Records contained in a dataset:
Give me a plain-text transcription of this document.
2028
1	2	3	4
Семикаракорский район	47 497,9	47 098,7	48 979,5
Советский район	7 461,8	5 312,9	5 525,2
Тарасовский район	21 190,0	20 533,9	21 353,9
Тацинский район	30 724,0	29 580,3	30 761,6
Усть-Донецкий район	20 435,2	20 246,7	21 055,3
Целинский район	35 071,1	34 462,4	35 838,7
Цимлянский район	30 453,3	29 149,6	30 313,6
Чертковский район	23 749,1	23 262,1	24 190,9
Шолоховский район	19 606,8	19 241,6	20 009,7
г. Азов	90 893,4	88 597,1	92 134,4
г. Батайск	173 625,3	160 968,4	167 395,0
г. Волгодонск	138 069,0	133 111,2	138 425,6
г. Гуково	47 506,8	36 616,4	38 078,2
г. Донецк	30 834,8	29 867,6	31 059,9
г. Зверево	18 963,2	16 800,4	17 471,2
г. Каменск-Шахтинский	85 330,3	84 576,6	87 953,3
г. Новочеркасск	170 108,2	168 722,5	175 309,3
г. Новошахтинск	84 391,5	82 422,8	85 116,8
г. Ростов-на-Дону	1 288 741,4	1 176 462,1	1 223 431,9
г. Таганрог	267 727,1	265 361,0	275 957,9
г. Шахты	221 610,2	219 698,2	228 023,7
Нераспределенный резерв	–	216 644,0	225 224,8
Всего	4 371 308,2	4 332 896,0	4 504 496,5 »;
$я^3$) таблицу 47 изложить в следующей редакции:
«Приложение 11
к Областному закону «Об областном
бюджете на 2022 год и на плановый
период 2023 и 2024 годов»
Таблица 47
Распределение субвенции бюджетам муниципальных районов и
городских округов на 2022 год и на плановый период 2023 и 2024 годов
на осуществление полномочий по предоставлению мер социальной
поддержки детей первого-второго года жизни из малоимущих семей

* PROBLEM DETAILS:
Every line of the data above should be copied exactly.

* THE SOLUTION:
Give me a plain-text transcription of this document.
2028
1	2	3	4
Семикаракорский район	47 497,9	47 098,7	48 979,5
Советский район	7 461,8	5 312,9	5 525,2
Тарасовский район	21 190,0	20 533,9	21 353,9
Тацинский район	30 724,0	29 580,3	30 761,6
Усть-Донецкий район	20 435,2	20 246,7	21 055,3
Целинский район	35 071,1	34 462,4	35 838,7
Цимлянский район	30 453,3	29 149,6	30 313,6
Чертковский район	23 749,1	23 262,1	24 190,9
Шолоховский район	19 606,8	19 241,6	20 009,7
г. Азов	90 893,4	88 597,1	92 134,4
г. Батайск	173 625,3	160 968,4	167 395,0
г. Волгодонск	138 069,0	133 111,2	138 425,6
г. Гуково	47 506,8	36 616,4	38 078,2
г. Донецк	30 834,8	29 867,6	31 059,9
г. Зверево	18 963,2	16 800,4	17 471,2
г. Каменск-Шахтинский	85 330,3	84 576,6	87 953,3
г. Новочеркасск	170 108,2	168 722,5	175 309,3
г. Новошахтинск	84 391,5	82 422,8	85 116,8
г. Ростов-на-Дону	1 288 741,4	1 176 462,1	1 223 431,9
г. Таганрог	267 727,1	265 361,0	275 957,9
г. Шахты	221 610,2	219 698,2	228 023,7
Нераспределенный резерв	–	216 644,0	225 224,8
Всего	4 371 308,2	4 332 896,0	4 504 496,5 »;
$я^3$) таблицу 47 изложить в следующей редакции:
«Приложение 11
к Областному закону «Об областном
бюджете на 2022 год и на плановый
период 2023 и 2024 годов»
Таблица 47
Распределение субвенции бюджетам муниципальных районов и
городских округов на 2022 год и на плановый период 2023 и 2024 годов
на осуществление полномочий по предоставлению мер социальной
поддержки детей первого-второго года жизни из малоимущих семей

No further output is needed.